** Given task 1 **
In the article on Richeza of Poland, transcribe the passage from "Richeza was the" to "III of Germany." word for word.
** Given task 2 **
According to the article on Richeza of Poland, which district did King Conrad III give her deposed father as his residence?

── Article

- Coat of arms of Richeza of Poland, queen consort of León

Queen consort of León, Castile, and Galica
- Tenure: 1152–1157
- Born: c. 1140 Poland
- Died: 16 June 1185 (aged 44–45) Germany
- Spouse: Alfonso VII of León and Castile Ramon Berenguer II, Count of Provence Albert III, Count of Eberstein
- Issue: Infante Ferdinand of Castile Sancha of Castile, Queen of Aragon Douce II, Countess of Provence Albert IV, Count of Everstein Konrad II, Count of Everstein
- House: Silesian Piasts
- Father: Władysław II the Exile
- Mother: Agnes of Babenberg

= Richeza of Poland, Queen of Castile =

Queen of Castile and León from 1152 to 1157

Richeza of Poland (also known as Richeza of Silesia; Ryksa śląska; c. 1140 – 16 June 1185) was a Polish princess of the House of Piast in the Silesian branch. By her marriages she was Queen consort of Galicia, León and Castile, Countess of Provence, and Countess of Eberstein.

Richeza was the third child and only daughter of Władysław II the Exile, the High Duke of Poland and ruler of Silesia, by his wife Agnes of Babenberg, daughter of Margrave Leopold III of Austria and half-sister of King Conrad III of Germany.

==Life==

===Queen of Castile, León and Galicia===
Born and raised for the first years of her life in Poland, Richeza accompanied her parents and brothers into exile in 1146. They established themselves first in Bohemia and later in Germany under the care of King Conrad III, who gave his deposed brother-in-law the Saxon district of Altenburg as his residence.

────
── Dataset records

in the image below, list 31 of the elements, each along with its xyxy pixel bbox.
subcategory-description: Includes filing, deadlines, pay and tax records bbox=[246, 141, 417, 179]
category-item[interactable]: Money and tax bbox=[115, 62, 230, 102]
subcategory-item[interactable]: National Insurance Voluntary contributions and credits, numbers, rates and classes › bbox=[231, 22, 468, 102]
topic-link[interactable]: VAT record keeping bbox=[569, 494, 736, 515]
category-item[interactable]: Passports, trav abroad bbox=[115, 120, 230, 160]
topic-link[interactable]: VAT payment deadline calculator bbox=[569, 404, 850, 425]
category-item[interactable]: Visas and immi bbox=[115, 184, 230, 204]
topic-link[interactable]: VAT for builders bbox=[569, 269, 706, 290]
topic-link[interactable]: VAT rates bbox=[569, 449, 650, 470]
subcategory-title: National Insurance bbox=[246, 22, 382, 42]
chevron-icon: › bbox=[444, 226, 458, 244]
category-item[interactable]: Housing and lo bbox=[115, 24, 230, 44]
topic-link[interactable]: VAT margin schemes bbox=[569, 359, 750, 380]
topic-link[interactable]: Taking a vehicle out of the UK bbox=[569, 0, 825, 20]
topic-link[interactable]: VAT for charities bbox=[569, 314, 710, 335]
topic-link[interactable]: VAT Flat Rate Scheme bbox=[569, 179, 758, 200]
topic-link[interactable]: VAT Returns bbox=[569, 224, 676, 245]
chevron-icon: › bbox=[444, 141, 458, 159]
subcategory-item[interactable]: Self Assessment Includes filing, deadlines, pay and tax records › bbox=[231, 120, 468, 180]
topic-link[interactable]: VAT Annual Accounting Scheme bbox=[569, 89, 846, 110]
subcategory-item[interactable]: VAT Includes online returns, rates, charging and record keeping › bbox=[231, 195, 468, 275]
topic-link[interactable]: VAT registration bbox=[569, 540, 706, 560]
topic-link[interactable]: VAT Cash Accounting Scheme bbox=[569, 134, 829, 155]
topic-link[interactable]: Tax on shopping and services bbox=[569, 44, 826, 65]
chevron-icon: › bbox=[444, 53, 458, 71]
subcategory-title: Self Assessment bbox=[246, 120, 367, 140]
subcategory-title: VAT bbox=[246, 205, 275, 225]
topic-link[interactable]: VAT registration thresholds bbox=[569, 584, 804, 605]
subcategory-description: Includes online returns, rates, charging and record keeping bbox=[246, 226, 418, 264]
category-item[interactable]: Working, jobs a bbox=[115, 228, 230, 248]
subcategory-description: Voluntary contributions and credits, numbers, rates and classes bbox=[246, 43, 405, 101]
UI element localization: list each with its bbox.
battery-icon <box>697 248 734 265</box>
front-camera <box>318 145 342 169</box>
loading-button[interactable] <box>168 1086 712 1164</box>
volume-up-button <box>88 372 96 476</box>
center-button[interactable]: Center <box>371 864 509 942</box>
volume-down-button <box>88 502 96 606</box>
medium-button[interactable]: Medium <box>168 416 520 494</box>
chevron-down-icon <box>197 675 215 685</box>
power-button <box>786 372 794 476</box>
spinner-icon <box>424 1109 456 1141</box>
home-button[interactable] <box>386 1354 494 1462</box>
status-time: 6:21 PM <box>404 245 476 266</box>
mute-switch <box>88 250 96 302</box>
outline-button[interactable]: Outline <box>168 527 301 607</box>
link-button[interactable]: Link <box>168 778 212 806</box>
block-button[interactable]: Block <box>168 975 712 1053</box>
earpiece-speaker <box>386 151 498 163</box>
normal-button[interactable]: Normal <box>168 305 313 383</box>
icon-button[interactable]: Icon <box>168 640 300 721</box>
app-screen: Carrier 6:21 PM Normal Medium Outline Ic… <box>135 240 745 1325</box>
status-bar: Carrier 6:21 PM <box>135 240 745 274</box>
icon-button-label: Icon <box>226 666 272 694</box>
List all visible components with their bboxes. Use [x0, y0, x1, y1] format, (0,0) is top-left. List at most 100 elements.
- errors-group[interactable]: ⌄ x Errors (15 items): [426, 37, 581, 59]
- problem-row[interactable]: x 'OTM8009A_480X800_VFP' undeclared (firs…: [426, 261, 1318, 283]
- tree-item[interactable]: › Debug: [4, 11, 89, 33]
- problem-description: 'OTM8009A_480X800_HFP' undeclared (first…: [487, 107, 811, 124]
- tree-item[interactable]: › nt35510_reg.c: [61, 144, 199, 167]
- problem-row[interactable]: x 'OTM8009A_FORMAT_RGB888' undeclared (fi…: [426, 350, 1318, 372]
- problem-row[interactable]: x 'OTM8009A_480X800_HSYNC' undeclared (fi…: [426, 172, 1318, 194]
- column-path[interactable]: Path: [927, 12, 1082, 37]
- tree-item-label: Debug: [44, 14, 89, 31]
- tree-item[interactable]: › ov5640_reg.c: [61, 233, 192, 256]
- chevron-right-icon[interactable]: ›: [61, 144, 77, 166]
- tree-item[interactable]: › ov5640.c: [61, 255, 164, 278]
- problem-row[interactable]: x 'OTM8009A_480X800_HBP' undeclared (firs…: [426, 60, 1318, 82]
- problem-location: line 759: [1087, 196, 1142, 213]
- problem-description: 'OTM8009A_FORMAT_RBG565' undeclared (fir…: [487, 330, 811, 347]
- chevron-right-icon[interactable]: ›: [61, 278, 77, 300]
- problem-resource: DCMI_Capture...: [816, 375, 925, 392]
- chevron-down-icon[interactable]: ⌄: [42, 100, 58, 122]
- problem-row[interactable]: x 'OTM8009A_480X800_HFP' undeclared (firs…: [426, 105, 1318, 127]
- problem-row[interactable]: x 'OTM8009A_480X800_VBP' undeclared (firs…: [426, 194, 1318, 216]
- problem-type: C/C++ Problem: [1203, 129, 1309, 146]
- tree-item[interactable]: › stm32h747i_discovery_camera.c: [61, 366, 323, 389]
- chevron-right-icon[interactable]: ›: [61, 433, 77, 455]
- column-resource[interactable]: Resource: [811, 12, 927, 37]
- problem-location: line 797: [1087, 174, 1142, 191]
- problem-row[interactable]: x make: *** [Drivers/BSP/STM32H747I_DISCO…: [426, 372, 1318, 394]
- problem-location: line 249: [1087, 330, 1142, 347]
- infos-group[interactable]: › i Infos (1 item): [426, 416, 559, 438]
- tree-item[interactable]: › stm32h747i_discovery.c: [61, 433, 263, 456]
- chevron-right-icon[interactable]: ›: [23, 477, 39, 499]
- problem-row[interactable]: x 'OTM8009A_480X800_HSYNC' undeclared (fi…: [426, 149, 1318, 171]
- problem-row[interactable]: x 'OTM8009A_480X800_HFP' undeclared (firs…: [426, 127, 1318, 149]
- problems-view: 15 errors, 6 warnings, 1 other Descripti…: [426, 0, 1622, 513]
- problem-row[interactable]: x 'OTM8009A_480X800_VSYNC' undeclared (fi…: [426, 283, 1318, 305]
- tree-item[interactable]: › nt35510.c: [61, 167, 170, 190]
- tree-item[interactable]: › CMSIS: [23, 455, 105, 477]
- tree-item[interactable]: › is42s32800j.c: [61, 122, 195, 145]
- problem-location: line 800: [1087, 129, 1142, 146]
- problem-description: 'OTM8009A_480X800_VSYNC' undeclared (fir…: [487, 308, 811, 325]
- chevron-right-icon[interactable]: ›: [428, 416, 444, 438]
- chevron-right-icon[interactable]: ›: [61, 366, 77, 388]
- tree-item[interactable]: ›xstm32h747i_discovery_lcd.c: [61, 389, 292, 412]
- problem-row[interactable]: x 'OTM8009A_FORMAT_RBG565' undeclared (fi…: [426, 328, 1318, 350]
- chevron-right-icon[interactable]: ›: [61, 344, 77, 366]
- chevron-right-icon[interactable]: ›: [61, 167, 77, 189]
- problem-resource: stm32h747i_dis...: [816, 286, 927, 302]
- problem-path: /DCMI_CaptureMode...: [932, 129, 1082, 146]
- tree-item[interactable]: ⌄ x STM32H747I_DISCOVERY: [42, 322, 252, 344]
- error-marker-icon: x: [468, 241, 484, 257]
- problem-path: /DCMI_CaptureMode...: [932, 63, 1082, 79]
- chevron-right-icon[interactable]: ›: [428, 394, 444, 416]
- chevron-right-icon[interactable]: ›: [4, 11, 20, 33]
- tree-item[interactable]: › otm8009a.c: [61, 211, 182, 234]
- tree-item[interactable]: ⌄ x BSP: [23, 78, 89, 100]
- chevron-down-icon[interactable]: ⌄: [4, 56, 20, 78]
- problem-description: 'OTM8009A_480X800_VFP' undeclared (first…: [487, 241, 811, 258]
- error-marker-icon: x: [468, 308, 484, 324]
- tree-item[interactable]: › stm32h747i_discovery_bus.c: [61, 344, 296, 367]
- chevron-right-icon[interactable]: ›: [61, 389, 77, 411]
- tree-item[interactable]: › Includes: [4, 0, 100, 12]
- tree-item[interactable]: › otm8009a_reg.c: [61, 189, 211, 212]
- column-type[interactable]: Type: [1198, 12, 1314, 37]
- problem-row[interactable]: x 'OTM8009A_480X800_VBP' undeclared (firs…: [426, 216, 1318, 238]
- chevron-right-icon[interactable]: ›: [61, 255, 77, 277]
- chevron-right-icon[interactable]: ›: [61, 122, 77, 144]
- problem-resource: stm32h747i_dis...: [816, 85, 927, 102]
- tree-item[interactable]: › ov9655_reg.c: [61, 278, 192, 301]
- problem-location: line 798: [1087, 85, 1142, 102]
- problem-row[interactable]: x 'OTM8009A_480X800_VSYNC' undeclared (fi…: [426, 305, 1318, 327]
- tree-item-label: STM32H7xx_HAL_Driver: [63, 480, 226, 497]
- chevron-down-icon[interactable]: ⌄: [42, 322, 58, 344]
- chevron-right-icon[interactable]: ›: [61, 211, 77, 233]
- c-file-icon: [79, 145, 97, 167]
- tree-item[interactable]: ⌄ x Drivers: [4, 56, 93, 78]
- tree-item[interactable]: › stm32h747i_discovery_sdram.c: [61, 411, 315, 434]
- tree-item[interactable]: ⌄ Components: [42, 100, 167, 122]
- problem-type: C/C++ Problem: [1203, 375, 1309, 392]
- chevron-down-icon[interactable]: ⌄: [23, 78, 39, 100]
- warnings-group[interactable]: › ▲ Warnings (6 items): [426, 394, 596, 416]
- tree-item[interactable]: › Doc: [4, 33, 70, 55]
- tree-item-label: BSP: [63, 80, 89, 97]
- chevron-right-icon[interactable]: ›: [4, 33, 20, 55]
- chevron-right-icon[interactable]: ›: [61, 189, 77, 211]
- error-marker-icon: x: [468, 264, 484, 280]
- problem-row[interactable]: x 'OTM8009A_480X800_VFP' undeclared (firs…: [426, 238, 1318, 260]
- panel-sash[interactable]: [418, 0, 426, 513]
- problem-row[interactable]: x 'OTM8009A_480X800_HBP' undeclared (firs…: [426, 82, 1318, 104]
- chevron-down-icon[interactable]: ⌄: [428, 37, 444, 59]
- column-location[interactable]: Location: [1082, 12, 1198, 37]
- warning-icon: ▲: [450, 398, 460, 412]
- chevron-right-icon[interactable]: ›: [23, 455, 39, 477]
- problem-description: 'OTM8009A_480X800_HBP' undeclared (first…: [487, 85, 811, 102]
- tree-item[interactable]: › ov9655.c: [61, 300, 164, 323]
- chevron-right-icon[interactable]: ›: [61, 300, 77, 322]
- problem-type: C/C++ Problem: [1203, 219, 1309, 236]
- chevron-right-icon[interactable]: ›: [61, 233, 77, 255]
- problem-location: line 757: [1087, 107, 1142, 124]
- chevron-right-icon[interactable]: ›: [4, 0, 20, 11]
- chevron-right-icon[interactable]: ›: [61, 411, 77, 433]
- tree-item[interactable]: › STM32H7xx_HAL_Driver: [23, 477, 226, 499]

────

** Worked answer 1 **
Richeza was the third child and only daughter of Władysław II the Exile, the High Duke of Poland and ruler of Silesia, by his wife Agnes of Babenberg, daughter of Margrave Leopold III of Austria and half-sister of King Conrad III of Germany.

** Worked answer 2 **
The Saxon district of Altenburg.